Dataset items:
• • • • •

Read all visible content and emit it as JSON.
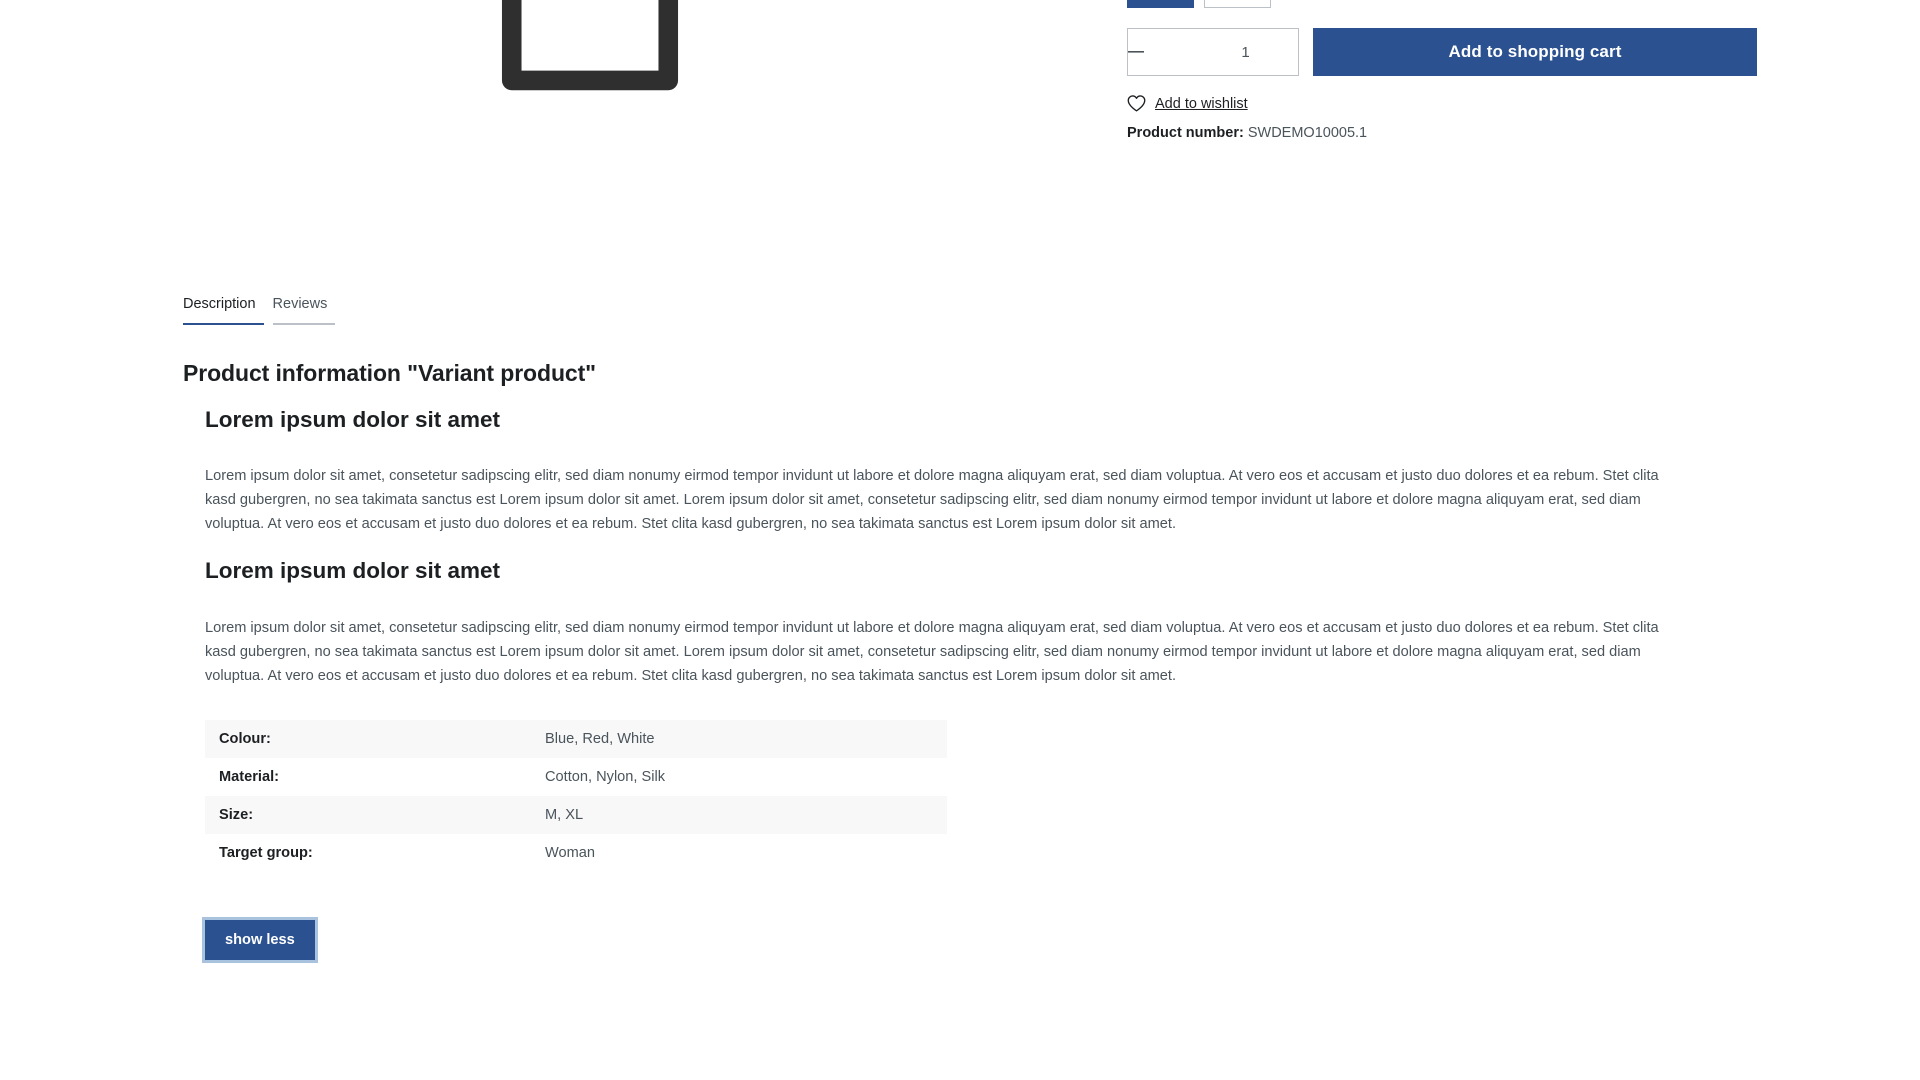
{
  "gallery": {
    "placeholder_icon": "tshirt-placeholder-icon"
  },
  "buy_widget": {
    "variants": [
      {
        "label": "",
        "selected": true
      },
      {
        "label": "",
        "selected": false
      }
    ],
    "quantity": {
      "decrease_icon": "minus-icon",
      "increase_icon": "plus-icon",
      "value": "1"
    },
    "add_to_cart_label": "Add to shopping cart",
    "wishlist": {
      "icon": "heart-icon",
      "label": "Add to wishlist"
    },
    "product_number": {
      "label": "Product number:",
      "value": "SWDEMO10005.1"
    },
    "accent_color": "#2b5191"
  },
  "tabs": [
    {
      "label": "Description",
      "active": true
    },
    {
      "label": "Reviews",
      "active": false
    }
  ],
  "description": {
    "title": "Product information \"Variant product\"",
    "heading_1": "Lorem ipsum dolor sit amet",
    "paragraph_1": "Lorem ipsum dolor sit amet, consetetur sadipscing elitr, sed diam nonumy eirmod tempor invidunt ut labore et dolore magna aliquyam erat, sed diam voluptua. At vero eos et accusam et justo duo dolores et ea rebum. Stet clita kasd gubergren, no sea takimata sanctus est Lorem ipsum dolor sit amet. Lorem ipsum dolor sit amet, consetetur sadipscing elitr, sed diam nonumy eirmod tempor invidunt ut labore et dolore magna aliquyam erat, sed diam voluptua. At vero eos et accusam et justo duo dolores et ea rebum. Stet clita kasd gubergren, no sea takimata sanctus est Lorem ipsum dolor sit amet.",
    "heading_2": "Lorem ipsum dolor sit amet",
    "paragraph_2": "Lorem ipsum dolor sit amet, consetetur sadipscing elitr, sed diam nonumy eirmod tempor invidunt ut labore et dolore magna aliquyam erat, sed diam voluptua. At vero eos et accusam et justo duo dolores et ea rebum. Stet clita kasd gubergren, no sea takimata sanctus est Lorem ipsum dolor sit amet. Lorem ipsum dolor sit amet, consetetur sadipscing elitr, sed diam nonumy eirmod tempor invidunt ut labore et dolore magna aliquyam erat, sed diam voluptua. At vero eos et accusam et justo duo dolores et ea rebum. Stet clita kasd gubergren, no sea takimata sanctus est Lorem ipsum dolor sit amet."
  },
  "properties": [
    {
      "label": "Colour:",
      "value": "Blue, Red, White"
    },
    {
      "label": "Material:",
      "value": "Cotton, Nylon, Silk"
    },
    {
      "label": "Size:",
      "value": "M, XL"
    },
    {
      "label": "Target group:",
      "value": "Woman"
    }
  ],
  "show_less_label": "show less"
}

• • • • •

Objective: Omit every picture, and otherwise quote the entries exactly.

Task solution:
Read all visible content and emit it as JSON.
{
  "gallery": {
    "placeholder_icon": "tshirt-placeholder-icon"
  },
  "buy_widget": {
    "variants": [
      {
        "label": "",
        "selected": true
      },
      {
        "label": "",
        "selected": false
      }
    ],
    "quantity": {
      "decrease_icon": "minus-icon",
      "increase_icon": "plus-icon",
      "value": "1"
    },
    "add_to_cart_label": "Add to shopping cart",
    "wishlist": {
      "icon": "heart-icon",
      "label": "Add to wishlist"
    },
    "product_number": {
      "label": "Product number:",
      "value": "SWDEMO10005.1"
    },
    "accent_color": "#2b5191"
  },
  "tabs": [
    {
      "label": "Description",
      "active": true
    },
    {
      "label": "Reviews",
      "active": false
    }
  ],
  "description": {
    "title": "Product information \"Variant product\"",
    "heading_1": "Lorem ipsum dolor sit amet",
    "paragraph_1": "Lorem ipsum dolor sit amet, consetetur sadipscing elitr, sed diam nonumy eirmod tempor invidunt ut labore et dolore magna aliquyam erat, sed diam voluptua. At vero eos et accusam et justo duo dolores et ea rebum. Stet clita kasd gubergren, no sea takimata sanctus est Lorem ipsum dolor sit amet. Lorem ipsum dolor sit amet, consetetur sadipscing elitr, sed diam nonumy eirmod tempor invidunt ut labore et dolore magna aliquyam erat, sed diam voluptua. At vero eos et accusam et justo duo dolores et ea rebum. Stet clita kasd gubergren, no sea takimata sanctus est Lorem ipsum dolor sit amet.",
    "heading_2": "Lorem ipsum dolor sit amet",
    "paragraph_2": "Lorem ipsum dolor sit amet, consetetur sadipscing elitr, sed diam nonumy eirmod tempor invidunt ut labore et dolore magna aliquyam erat, sed diam voluptua. At vero eos et accusam et justo duo dolores et ea rebum. Stet clita kasd gubergren, no sea takimata sanctus est Lorem ipsum dolor sit amet. Lorem ipsum dolor sit amet, consetetur sadipscing elitr, sed diam nonumy eirmod tempor invidunt ut labore et dolore magna aliquyam erat, sed diam voluptua. At vero eos et accusam et justo duo dolores et ea rebum. Stet clita kasd gubergren, no sea takimata sanctus est Lorem ipsum dolor sit amet."
  },
  "properties": [
    {
      "label": "Colour:",
      "value": "Blue, Red, White"
    },
    {
      "label": "Material:",
      "value": "Cotton, Nylon, Silk"
    },
    {
      "label": "Size:",
      "value": "M, XL"
    },
    {
      "label": "Target group:",
      "value": "Woman"
    }
  ],
  "show_less_label": "show less"
}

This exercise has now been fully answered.